## Start LISTED RECORDS
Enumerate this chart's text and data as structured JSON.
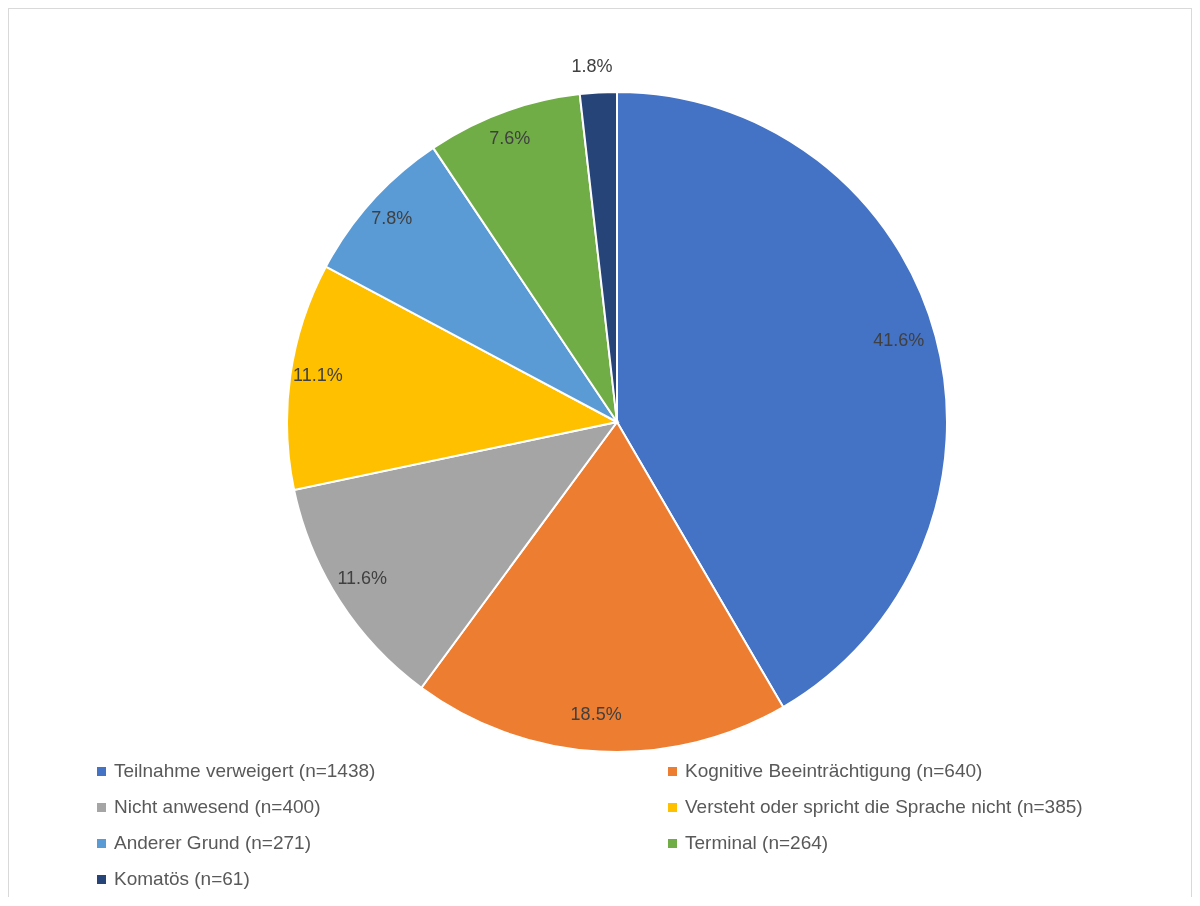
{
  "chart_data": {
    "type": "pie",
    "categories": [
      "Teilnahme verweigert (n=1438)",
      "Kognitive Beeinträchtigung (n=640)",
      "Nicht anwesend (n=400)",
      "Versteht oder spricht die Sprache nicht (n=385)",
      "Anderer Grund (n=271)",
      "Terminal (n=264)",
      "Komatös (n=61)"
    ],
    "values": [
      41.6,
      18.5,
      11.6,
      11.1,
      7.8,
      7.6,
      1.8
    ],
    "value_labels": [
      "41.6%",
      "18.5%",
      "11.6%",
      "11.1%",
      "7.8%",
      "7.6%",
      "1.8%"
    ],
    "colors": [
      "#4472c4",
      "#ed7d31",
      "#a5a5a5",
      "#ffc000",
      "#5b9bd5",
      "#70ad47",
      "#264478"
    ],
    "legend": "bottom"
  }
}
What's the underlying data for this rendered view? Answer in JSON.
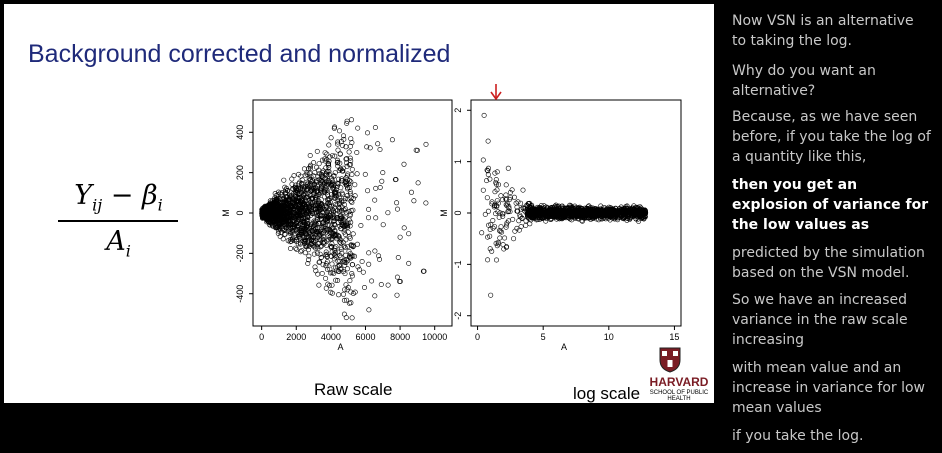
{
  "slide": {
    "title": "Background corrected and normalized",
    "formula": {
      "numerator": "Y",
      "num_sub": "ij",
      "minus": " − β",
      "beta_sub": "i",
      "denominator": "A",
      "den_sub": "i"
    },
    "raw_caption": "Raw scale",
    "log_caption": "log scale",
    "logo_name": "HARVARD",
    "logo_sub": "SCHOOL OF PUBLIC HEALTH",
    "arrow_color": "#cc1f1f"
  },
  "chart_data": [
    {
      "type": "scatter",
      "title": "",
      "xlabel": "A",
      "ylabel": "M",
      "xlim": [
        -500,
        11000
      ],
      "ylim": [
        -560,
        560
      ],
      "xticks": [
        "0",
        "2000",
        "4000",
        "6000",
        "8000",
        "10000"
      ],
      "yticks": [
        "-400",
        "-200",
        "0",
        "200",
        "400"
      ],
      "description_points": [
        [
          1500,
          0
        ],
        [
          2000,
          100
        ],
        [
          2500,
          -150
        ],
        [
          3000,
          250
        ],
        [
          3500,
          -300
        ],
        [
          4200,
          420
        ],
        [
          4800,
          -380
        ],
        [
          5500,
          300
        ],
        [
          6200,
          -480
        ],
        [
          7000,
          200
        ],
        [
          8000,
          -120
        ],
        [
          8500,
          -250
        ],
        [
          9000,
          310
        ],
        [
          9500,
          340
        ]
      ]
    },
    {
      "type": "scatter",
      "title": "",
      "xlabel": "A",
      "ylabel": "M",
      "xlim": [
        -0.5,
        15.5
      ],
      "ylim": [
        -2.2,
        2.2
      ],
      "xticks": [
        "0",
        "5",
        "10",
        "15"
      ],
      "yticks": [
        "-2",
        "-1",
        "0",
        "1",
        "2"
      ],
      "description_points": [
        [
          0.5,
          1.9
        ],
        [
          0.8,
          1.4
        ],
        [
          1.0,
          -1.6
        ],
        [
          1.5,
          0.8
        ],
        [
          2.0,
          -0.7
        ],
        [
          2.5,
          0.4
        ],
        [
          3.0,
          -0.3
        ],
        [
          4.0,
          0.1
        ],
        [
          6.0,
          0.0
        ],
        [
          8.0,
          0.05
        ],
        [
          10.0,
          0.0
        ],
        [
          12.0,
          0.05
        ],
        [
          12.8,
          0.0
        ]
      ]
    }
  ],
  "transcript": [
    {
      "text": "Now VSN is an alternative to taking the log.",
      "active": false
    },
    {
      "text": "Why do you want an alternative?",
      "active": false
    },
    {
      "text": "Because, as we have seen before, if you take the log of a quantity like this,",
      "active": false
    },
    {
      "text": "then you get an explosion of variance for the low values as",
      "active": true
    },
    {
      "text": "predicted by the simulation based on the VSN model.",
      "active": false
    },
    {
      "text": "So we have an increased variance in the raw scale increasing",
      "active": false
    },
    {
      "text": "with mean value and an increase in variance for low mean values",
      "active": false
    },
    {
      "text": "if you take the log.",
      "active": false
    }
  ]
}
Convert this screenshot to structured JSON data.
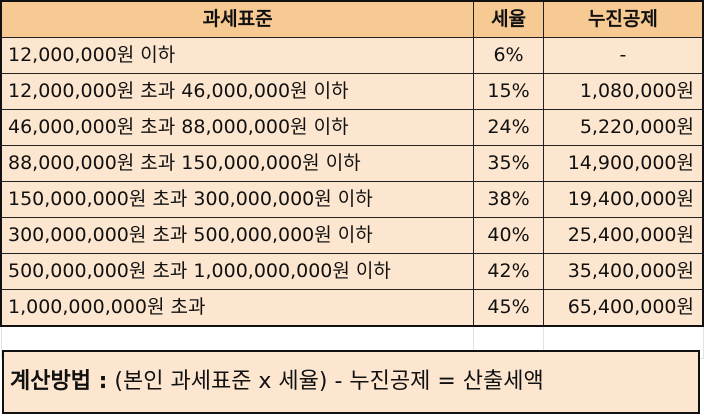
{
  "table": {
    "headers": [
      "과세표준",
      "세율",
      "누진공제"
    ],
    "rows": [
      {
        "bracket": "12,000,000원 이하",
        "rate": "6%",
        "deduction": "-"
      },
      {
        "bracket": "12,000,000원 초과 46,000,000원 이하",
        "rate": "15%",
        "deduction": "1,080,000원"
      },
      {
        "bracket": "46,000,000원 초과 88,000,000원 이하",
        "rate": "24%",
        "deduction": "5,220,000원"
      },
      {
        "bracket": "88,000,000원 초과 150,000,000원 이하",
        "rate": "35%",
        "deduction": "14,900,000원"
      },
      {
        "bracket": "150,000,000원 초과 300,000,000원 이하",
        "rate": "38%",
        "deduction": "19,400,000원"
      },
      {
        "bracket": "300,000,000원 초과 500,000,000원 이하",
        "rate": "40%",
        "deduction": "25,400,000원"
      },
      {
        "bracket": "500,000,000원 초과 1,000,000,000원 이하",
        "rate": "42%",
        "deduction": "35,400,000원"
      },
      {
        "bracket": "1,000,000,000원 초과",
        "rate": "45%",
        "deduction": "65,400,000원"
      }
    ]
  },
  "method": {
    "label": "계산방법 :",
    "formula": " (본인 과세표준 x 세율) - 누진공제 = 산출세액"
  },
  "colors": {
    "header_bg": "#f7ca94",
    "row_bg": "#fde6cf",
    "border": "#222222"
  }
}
## End LISTED RECORDS
◆ PROBLEM REQUIREMENTS
Locate all lines in the listing above with the word "bracket" and copy them.

◆ FINAL RESULT
        "bracket": "12,000,000원 이하",
        "bracket": "12,000,000원 초과 46,000,000원 이하",
        "bracket": "46,000,000원 초과 88,000,000원 이하",
        "bracket": "88,000,000원 초과 150,000,000원 이하",
        "bracket": "150,000,000원 초과 300,000,000원 이하",
        "bracket": "300,000,000원 초과 500,000,000원 이하",
        "bracket": "500,000,000원 초과 1,000,000,000원 이하",
        "bracket": "1,000,000,000원 초과",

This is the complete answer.